Reproduce each of the following lines verbatim, omitting the pictures from your answer.

[Coordinate annotation lines]
○ ○ ○ ○ ○ ○ ○

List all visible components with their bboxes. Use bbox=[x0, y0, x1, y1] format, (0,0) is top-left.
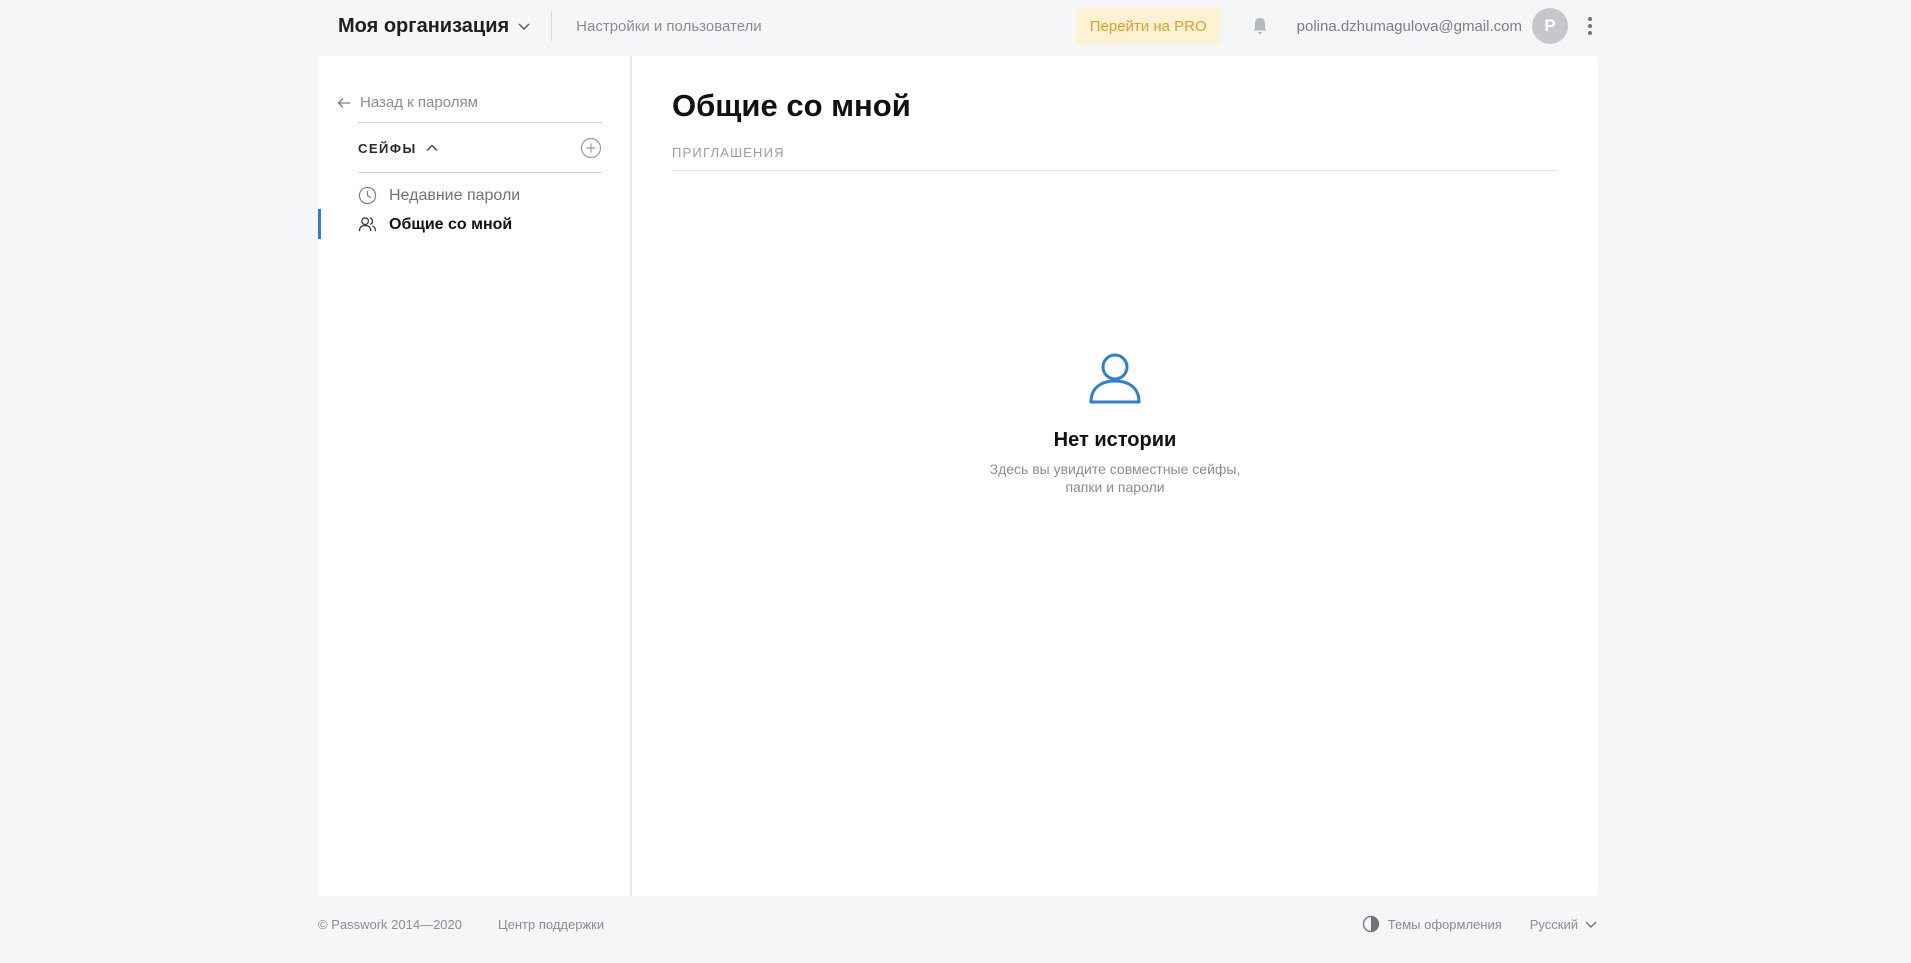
content-card: Назад к паролям СЕЙФЫ Недавние пароли Об… bbox=[318, 56, 1598, 896]
sidebar-divider bbox=[358, 172, 602, 173]
sidebar-item-shared-with-me[interactable]: Общие со мной bbox=[358, 215, 512, 234]
sidebar: Назад к паролям СЕЙФЫ Недавние пароли Об… bbox=[318, 56, 632, 896]
safes-header: СЕЙФЫ bbox=[358, 134, 602, 162]
header-divider bbox=[551, 11, 553, 41]
sidebar-item-recent-passwords[interactable]: Недавние пароли bbox=[358, 186, 520, 205]
sidebar-item-label: Недавние пароли bbox=[389, 186, 521, 204]
empty-state-description: Здесь вы увидите совместные сейфы, папки… bbox=[632, 460, 1598, 496]
copyright: © Passwork 2014—2020 bbox=[318, 916, 462, 932]
tabs-divider bbox=[672, 170, 1558, 171]
empty-state-line: папки и пароли bbox=[1065, 479, 1165, 495]
tab-invitations[interactable]: ПРИГЛАШЕНИЯ bbox=[672, 145, 785, 160]
safes-label: СЕЙФЫ bbox=[358, 140, 417, 156]
org-name: Моя организация bbox=[338, 14, 510, 37]
settings-users-link[interactable]: Настройки и пользователи bbox=[576, 18, 762, 35]
add-safe-icon[interactable] bbox=[580, 137, 602, 159]
org-switcher[interactable]: Моя организация bbox=[318, 15, 531, 38]
back-to-passwords-link[interactable]: Назад к паролям bbox=[336, 94, 478, 111]
active-indicator bbox=[318, 209, 321, 239]
themes-button[interactable]: Темы оформления bbox=[1362, 915, 1502, 933]
sidebar-divider bbox=[358, 122, 602, 123]
page-title: Общие со мной bbox=[672, 88, 911, 123]
contrast-icon bbox=[1362, 915, 1379, 933]
top-bar: Моя организация Настройки и пользователи… bbox=[318, 0, 1598, 52]
empty-state: Нет истории Здесь вы увидите совместные … bbox=[632, 350, 1598, 496]
back-label: Назад к паролям bbox=[360, 94, 478, 111]
arrow-left-icon bbox=[337, 97, 350, 108]
sidebar-item-label: Общие со мной bbox=[389, 215, 513, 233]
language-select[interactable]: Русский bbox=[1530, 917, 1598, 932]
main-panel: Общие со мной ПРИГЛАШЕНИЯ Нет истории Зд… bbox=[632, 56, 1598, 896]
more-menu-icon[interactable] bbox=[1582, 14, 1598, 38]
upgrade-pro-button[interactable]: Перейти на PRO bbox=[1075, 7, 1221, 45]
language-label: Русский bbox=[1529, 916, 1578, 932]
chevron-down-icon bbox=[518, 23, 530, 30]
chevron-down-icon bbox=[1585, 921, 1597, 928]
bell-icon[interactable] bbox=[1249, 15, 1271, 37]
users-icon bbox=[358, 217, 377, 232]
user-icon bbox=[1089, 353, 1141, 404]
support-center-link[interactable]: Центр поддержки bbox=[498, 917, 604, 932]
user-email[interactable]: polina.dzhumagulova@gmail.com bbox=[1297, 18, 1522, 35]
clock-icon bbox=[358, 186, 377, 205]
safes-toggle[interactable]: СЕЙФЫ bbox=[358, 141, 439, 156]
empty-state-title: Нет истории bbox=[1053, 429, 1177, 451]
themes-label: Темы оформления bbox=[1387, 916, 1502, 932]
empty-state-line: Здесь вы увидите совместные сейфы, bbox=[989, 461, 1241, 477]
avatar[interactable]: P bbox=[1532, 8, 1568, 44]
chevron-up-icon bbox=[426, 144, 438, 151]
footer: © Passwork 2014—2020 Центр поддержки Тем… bbox=[318, 912, 1598, 936]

○ ○ ○ ○ ○ ○ ○

The reply:
List all visible components with their bboxes. Use bbox=[x0, y0, x1, y1] format, (0,0) is top-left.
content-card: Назад к паролям СЕЙФЫ Недавние пароли Об… bbox=[318, 56, 1598, 896]
sidebar-divider bbox=[358, 172, 602, 173]
sidebar-item-shared-with-me[interactable]: Общие со мной bbox=[358, 215, 512, 234]
sidebar: Назад к паролям СЕЙФЫ Недавние пароли Об… bbox=[318, 56, 632, 896]
safes-header: СЕЙФЫ bbox=[358, 134, 602, 162]
header-divider bbox=[551, 11, 553, 41]
sidebar-item-recent-passwords[interactable]: Недавние пароли bbox=[358, 186, 520, 205]
sidebar-item-label: Недавние пароли bbox=[389, 186, 521, 204]
empty-state-description: Здесь вы увидите совместные сейфы, папки… bbox=[632, 460, 1598, 496]
copyright: © Passwork 2014—2020 bbox=[318, 916, 462, 932]
tabs-divider bbox=[672, 170, 1558, 171]
empty-state-line: папки и пароли bbox=[1065, 479, 1165, 495]
tab-invitations[interactable]: ПРИГЛАШЕНИЯ bbox=[672, 145, 785, 160]
safes-label: СЕЙФЫ bbox=[358, 140, 417, 156]
org-name: Моя организация bbox=[338, 14, 510, 37]
settings-users-link[interactable]: Настройки и пользователи bbox=[576, 18, 762, 35]
add-safe-icon[interactable] bbox=[580, 137, 602, 159]
org-switcher[interactable]: Моя организация bbox=[318, 15, 531, 38]
back-to-passwords-link[interactable]: Назад к паролям bbox=[336, 94, 478, 111]
active-indicator bbox=[318, 209, 321, 239]
themes-button[interactable]: Темы оформления bbox=[1362, 915, 1502, 933]
sidebar-divider bbox=[358, 122, 602, 123]
page-title: Общие со мной bbox=[672, 88, 911, 123]
contrast-icon bbox=[1362, 915, 1379, 933]
top-bar: Моя организация Настройки и пользователи… bbox=[318, 0, 1598, 52]
empty-state: Нет истории Здесь вы увидите совместные … bbox=[632, 350, 1598, 496]
back-label: Назад к паролям bbox=[360, 94, 478, 111]
arrow-left-icon bbox=[337, 97, 350, 108]
sidebar-item-label: Общие со мной bbox=[389, 215, 513, 233]
language-select[interactable]: Русский bbox=[1530, 917, 1598, 932]
main-panel: Общие со мной ПРИГЛАШЕНИЯ Нет истории Зд… bbox=[632, 56, 1598, 896]
more-menu-icon[interactable] bbox=[1582, 14, 1598, 38]
upgrade-pro-button[interactable]: Перейти на PRO bbox=[1075, 7, 1221, 45]
language-label: Русский bbox=[1529, 916, 1578, 932]
chevron-down-icon bbox=[518, 23, 530, 30]
chevron-down-icon bbox=[1585, 921, 1597, 928]
bell-icon[interactable] bbox=[1249, 15, 1271, 37]
users-icon bbox=[358, 217, 377, 232]
user-icon bbox=[1089, 353, 1141, 404]
support-center-link[interactable]: Центр поддержки bbox=[498, 917, 604, 932]
user-email[interactable]: polina.dzhumagulova@gmail.com bbox=[1297, 18, 1522, 35]
clock-icon bbox=[358, 186, 377, 205]
safes-toggle[interactable]: СЕЙФЫ bbox=[358, 141, 439, 156]
empty-state-title: Нет истории bbox=[1053, 429, 1177, 451]
themes-label: Темы оформления bbox=[1387, 916, 1502, 932]
empty-state-line: Здесь вы увидите совместные сейфы, bbox=[989, 461, 1241, 477]
avatar[interactable]: P bbox=[1532, 8, 1568, 44]
chevron-up-icon bbox=[426, 144, 438, 151]
footer: © Passwork 2014—2020 Центр поддержки Тем… bbox=[318, 912, 1598, 936]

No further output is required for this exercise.